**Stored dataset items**
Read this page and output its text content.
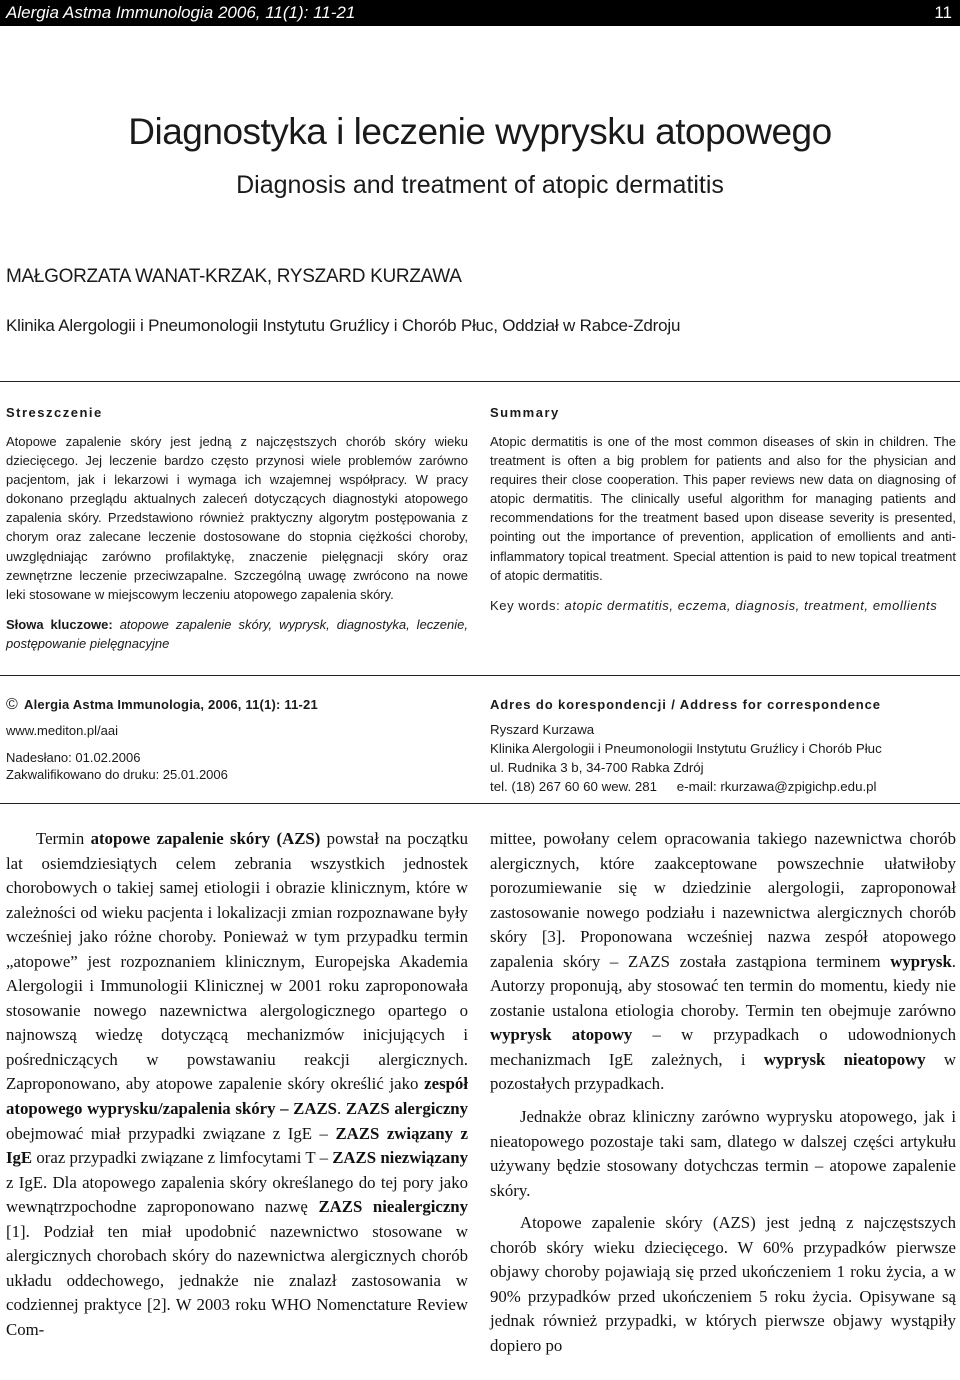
Alergia Astma Immunologia 2006, 11(1): 11-21	11
Diagnostyka i leczenie wyprysku atopowego
Diagnosis and treatment of atopic dermatitis
MAŁGORZATA WANAT-KRZAK, RYSZARD KURZAWA
Klinika Alergologii i Pneumonologii Instytutu Gruźlicy i Chorób Płuc, Oddział w Rabce-Zdroju
Streszczenie
Atopowe zapalenie skóry jest jedną z najczęstszych chorób skóry wieku dziecięcego. Jej leczenie bardzo często przynosi wiele problemów zarówno pacjentom, jak i lekarzowi i wymaga ich wzajemnej współpracy. W pracy dokonano przeglądu aktualnych zaleceń dotyczących diagnostyki atopowego zapalenia skóry. Przedstawiono również praktyczny algorytm postępowania z chorym oraz zalecane leczenie dostosowane do stopnia ciężkości choroby, uwzględniając zarówno profilaktykę, znaczenie pielęgnacji skóry oraz zewnętrzne leczenie przeciwzapalne. Szczególną uwagę zwrócono na nowe leki stosowane w miejscowym leczeniu atopowego zapalenia skóry.
Słowa kluczowe: atopowe zapalenie skóry, wyprysk, diagnostyka, leczenie, postępowanie pielęgnacyjne
Summary
Atopic dermatitis is one of the most common diseases of skin in children. The treatment is often a big problem for patients and also for the physician and requires their close cooperation. This paper reviews new data on diagnosing of atopic dermatitis. The clinically useful algorithm for managing patients and recommendations for the treatment based upon disease severity is presented, pointing out the importance of prevention, application of emollients and anti-inflammatory topical treatment. Special attention is paid to new topical treatment of atopic dermatitis.
Key words: atopic dermatitis, eczema, diagnosis, treatment, emollients
© Alergia Astma Immunologia, 2006, 11(1): 11-21
www.mediton.pl/aai
Nadesłano: 01.02.2006
Zakwalifikowano do druku: 25.01.2006
Adres do korespondencji / Address for correspondence
Ryszard Kurzawa
Klinika Alergologii i Pneumonologii Instytutu Gruźlicy i Chorób Płuc
ul. Rudnika 3 b, 34-700 Rabka Zdrój
tel. (18) 267 60 60 wew. 281 e-mail: rkurzawa@zpigichp.edu.pl

Termin atopowe zapalenie skóry (AZS) powstał na początku lat osiemdziesiątych celem zebrania wszystkich jednostek chorobowych o takiej samej etiologii i obrazie klinicznym, które w zależności od wieku pacjenta i lokalizacji zmian rozpoznawane były wcześniej jako różne choroby. Ponieważ w tym przypadku termin „atopowe” jest rozpoznaniem klinicznym, Europejska Akademia Alergologii i Immunologii Klinicznej w 2001 roku zaproponowała stosowanie nowego nazewnictwa alergologicznego opartego o najnowszą wiedzę dotyczącą mechanizmów inicjujących i pośredniczących w powstawaniu reakcji alergicznych. Zaproponowano, aby atopowe zapalenie skóry określić jako zespół atopowego wyprysku/zapalenia skóry – ZAZS. ZAZS alergiczny obejmować miał przypadki związane z IgE – ZAZS związany z IgE oraz przypadki związane z limfocytami T – ZAZS niezwiązany z IgE. Dla atopowego zapalenia skóry określanego do tej pory jako wewnątrzpochodne zaproponowano nazwę ZAZS niealergiczny [1]. Podział ten miał upodobnić nazewnictwo stosowane w alergicznych chorobach skóry do nazewnictwa alergicznych chorób układu oddechowego, jednakże nie znalazł zastosowania w codziennej praktyce [2]. W 2003 roku WHO Nomenctature Review Com-

mittee, powołany celem opracowania takiego nazewnictwa chorób alergicznych, które zaakceptowane powszechnie ułatwiłoby porozumiewanie się w dziedzinie alergologii, zaproponował zastosowanie nowego podziału i nazewnictwa alergicznych chorób skóry [3]. Proponowana wcześniej nazwa zespół atopowego zapalenia skóry – ZAZS została zastąpiona terminem wyprysk. Autorzy proponują, aby stosować ten termin do momentu, kiedy nie zostanie ustalona etiologia choroby. Termin ten obejmuje zarówno wyprysk atopowy – w przypadkach o udowodnionych mechanizmach IgE zależnych, i wyprysk nieatopowy w pozostałych przypadkach.

Jednakże obraz kliniczny zarówno wyprysku atopowego, jak i nieatopowego pozostaje taki sam, dlatego w dalszej części artykułu używany będzie stosowany dotychczas termin – atopowe zapalenie skóry.

Atopowe zapalenie skóry (AZS) jest jedną z najczęstszych chorób skóry wieku dziecięcego. W 60% przypadków pierwsze objawy choroby pojawiają się przed ukończeniem 1 roku życia, a w 90% przypadków przed ukończeniem 5 roku życia. Opisywane są jednak również przypadki, w których pierwsze objawy wystąpiły dopiero po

**Work instructions**
Would you copy every line of the entries in which "Gruźlicy" appears?

**Task output**
Klinika Alergologii i Pneumonologii Instytutu Gruźlicy i Chorób Płuc, Oddział w Rabce-Zdroju
Klinika Alergologii i Pneumonologii Instytutu Gruźlicy i Chorób Płuc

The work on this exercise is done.